**DESCRIPTION OF THE TASK**. Return all of the lines below exactly as they are.

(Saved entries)
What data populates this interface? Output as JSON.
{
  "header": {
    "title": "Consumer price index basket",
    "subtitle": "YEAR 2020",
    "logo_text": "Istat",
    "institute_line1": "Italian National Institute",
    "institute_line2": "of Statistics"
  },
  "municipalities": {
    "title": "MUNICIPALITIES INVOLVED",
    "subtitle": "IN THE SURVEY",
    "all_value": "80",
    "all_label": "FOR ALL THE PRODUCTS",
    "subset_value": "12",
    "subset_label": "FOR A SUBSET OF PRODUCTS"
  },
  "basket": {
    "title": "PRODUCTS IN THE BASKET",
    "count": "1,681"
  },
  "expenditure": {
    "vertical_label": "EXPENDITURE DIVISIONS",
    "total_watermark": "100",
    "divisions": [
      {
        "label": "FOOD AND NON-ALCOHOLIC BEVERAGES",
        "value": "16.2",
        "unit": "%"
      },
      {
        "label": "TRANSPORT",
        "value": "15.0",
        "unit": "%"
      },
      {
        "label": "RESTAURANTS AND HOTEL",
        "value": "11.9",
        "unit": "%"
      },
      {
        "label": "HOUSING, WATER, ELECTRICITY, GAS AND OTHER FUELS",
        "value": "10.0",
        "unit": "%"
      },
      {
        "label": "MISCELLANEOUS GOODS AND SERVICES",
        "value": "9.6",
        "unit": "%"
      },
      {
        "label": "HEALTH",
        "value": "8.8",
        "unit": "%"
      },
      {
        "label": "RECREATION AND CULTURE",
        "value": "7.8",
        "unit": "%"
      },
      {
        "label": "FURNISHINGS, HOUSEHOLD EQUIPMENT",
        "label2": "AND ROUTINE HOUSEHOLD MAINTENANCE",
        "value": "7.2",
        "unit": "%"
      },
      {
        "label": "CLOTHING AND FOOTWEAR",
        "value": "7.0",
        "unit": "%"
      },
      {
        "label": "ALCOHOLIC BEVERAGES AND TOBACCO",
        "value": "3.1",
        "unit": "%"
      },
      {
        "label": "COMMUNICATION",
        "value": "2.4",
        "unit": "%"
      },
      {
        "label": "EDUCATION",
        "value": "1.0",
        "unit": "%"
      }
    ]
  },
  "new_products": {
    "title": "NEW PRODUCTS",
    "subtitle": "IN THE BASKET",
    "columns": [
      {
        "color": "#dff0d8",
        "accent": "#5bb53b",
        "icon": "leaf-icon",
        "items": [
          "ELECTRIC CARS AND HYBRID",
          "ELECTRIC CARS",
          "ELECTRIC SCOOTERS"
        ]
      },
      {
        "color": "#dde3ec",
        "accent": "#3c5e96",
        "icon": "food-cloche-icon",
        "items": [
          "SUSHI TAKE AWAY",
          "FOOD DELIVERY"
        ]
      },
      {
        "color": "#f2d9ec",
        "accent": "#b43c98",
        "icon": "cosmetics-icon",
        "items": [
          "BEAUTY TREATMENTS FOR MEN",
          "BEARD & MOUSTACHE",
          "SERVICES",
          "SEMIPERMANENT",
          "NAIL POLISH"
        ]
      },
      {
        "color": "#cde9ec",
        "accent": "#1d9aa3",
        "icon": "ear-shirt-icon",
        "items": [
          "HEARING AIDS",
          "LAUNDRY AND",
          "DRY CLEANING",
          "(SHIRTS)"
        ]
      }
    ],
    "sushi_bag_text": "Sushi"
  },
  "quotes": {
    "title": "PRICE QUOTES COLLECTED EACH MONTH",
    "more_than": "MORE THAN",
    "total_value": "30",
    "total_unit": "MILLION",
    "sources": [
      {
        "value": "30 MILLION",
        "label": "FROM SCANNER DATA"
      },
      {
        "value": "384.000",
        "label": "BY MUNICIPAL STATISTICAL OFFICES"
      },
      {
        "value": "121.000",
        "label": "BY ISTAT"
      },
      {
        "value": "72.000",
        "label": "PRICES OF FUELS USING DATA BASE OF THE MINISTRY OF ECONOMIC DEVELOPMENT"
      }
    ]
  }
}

**RESPONSE TO THIS EXERCISE**.
What data populates this interface? Output as JSON.
{
  "header": {
    "title": "Consumer price index basket",
    "subtitle": "YEAR 2020",
    "logo_text": "Istat",
    "institute_line1": "Italian National Institute",
    "institute_line2": "of Statistics"
  },
  "municipalities": {
    "title": "MUNICIPALITIES INVOLVED",
    "subtitle": "IN THE SURVEY",
    "all_value": "80",
    "all_label": "FOR ALL THE PRODUCTS",
    "subset_value": "12",
    "subset_label": "FOR A SUBSET OF PRODUCTS"
  },
  "basket": {
    "title": "PRODUCTS IN THE BASKET",
    "count": "1,681"
  },
  "expenditure": {
    "vertical_label": "EXPENDITURE DIVISIONS",
    "total_watermark": "100",
    "divisions": [
      {
        "label": "FOOD AND NON-ALCOHOLIC BEVERAGES",
        "value": "16.2",
        "unit": "%"
      },
      {
        "label": "TRANSPORT",
        "value": "15.0",
        "unit": "%"
      },
      {
        "label": "RESTAURANTS AND HOTEL",
        "value": "11.9",
        "unit": "%"
      },
      {
        "label": "HOUSING, WATER, ELECTRICITY, GAS AND OTHER FUELS",
        "value": "10.0",
        "unit": "%"
      },
      {
        "label": "MISCELLANEOUS GOODS AND SERVICES",
        "value": "9.6",
        "unit": "%"
      },
      {
        "label": "HEALTH",
        "value": "8.8",
        "unit": "%"
      },
      {
        "label": "RECREATION AND CULTURE",
        "value": "7.8",
        "unit": "%"
      },
      {
        "label": "FURNISHINGS, HOUSEHOLD EQUIPMENT",
        "label2": "AND ROUTINE HOUSEHOLD MAINTENANCE",
        "value": "7.2",
        "unit": "%"
      },
      {
        "label": "CLOTHING AND FOOTWEAR",
        "value": "7.0",
        "unit": "%"
      },
      {
        "label": "ALCOHOLIC BEVERAGES AND TOBACCO",
        "value": "3.1",
        "unit": "%"
      },
      {
        "label": "COMMUNICATION",
        "value": "2.4",
        "unit": "%"
      },
      {
        "label": "EDUCATION",
        "value": "1.0",
        "unit": "%"
      }
    ]
  },
  "new_products": {
    "title": "NEW PRODUCTS",
    "subtitle": "IN THE BASKET",
    "columns": [
      {
        "color": "#dff0d8",
        "accent": "#5bb53b",
        "icon": "leaf-icon",
        "items": [
          "ELECTRIC CARS AND HYBRID",
          "ELECTRIC CARS",
          "ELECTRIC SCOOTERS"
        ]
      },
      {
        "color": "#dde3ec",
        "accent": "#3c5e96",
        "icon": "food-cloche-icon",
        "items": [
          "SUSHI TAKE AWAY",
          "FOOD DELIVERY"
        ]
      },
      {
        "color": "#f2d9ec",
        "accent": "#b43c98",
        "icon": "cosmetics-icon",
        "items": [
          "BEAUTY TREATMENTS FOR MEN",
          "BEARD & MOUSTACHE",
          "SERVICES",
          "SEMIPERMANENT",
          "NAIL POLISH"
        ]
      },
      {
        "color": "#cde9ec",
        "accent": "#1d9aa3",
        "icon": "ear-shirt-icon",
        "items": [
          "HEARING AIDS",
          "LAUNDRY AND",
          "DRY CLEANING",
          "(SHIRTS)"
        ]
      }
    ],
    "sushi_bag_text": "Sushi"
  },
  "quotes": {
    "title": "PRICE QUOTES COLLECTED EACH MONTH",
    "more_than": "MORE THAN",
    "total_value": "30",
    "total_unit": "MILLION",
    "sources": [
      {
        "value": "30 MILLION",
        "label": "FROM SCANNER DATA"
      },
      {
        "value": "384.000",
        "label": "BY MUNICIPAL STATISTICAL OFFICES"
      },
      {
        "value": "121.000",
        "label": "BY ISTAT"
      },
      {
        "value": "72.000",
        "label": "PRICES OF FUELS USING DATA BASE OF THE MINISTRY OF ECONOMIC DEVELOPMENT"
      }
    ]
  }
}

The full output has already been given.